Extracted information:
⟨

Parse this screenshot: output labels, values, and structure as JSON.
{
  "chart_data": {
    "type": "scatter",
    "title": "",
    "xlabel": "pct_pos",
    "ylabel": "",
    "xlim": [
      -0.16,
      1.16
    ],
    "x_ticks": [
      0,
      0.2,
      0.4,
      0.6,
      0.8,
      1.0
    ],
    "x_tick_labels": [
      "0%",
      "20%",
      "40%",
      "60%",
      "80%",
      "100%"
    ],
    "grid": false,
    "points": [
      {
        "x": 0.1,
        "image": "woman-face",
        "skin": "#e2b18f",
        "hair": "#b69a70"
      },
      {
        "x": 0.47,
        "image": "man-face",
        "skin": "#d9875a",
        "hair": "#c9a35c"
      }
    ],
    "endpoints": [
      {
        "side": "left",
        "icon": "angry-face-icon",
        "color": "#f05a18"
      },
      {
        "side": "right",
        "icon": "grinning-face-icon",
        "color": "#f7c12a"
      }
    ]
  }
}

⟩

Direction: Check each line above for the string "face" and show the ones that have it.

Correct answer:
        "image": "woman-face",
        "image": "man-face",
        "icon": "angry-face-icon",
        "icon": "grinning-face-icon",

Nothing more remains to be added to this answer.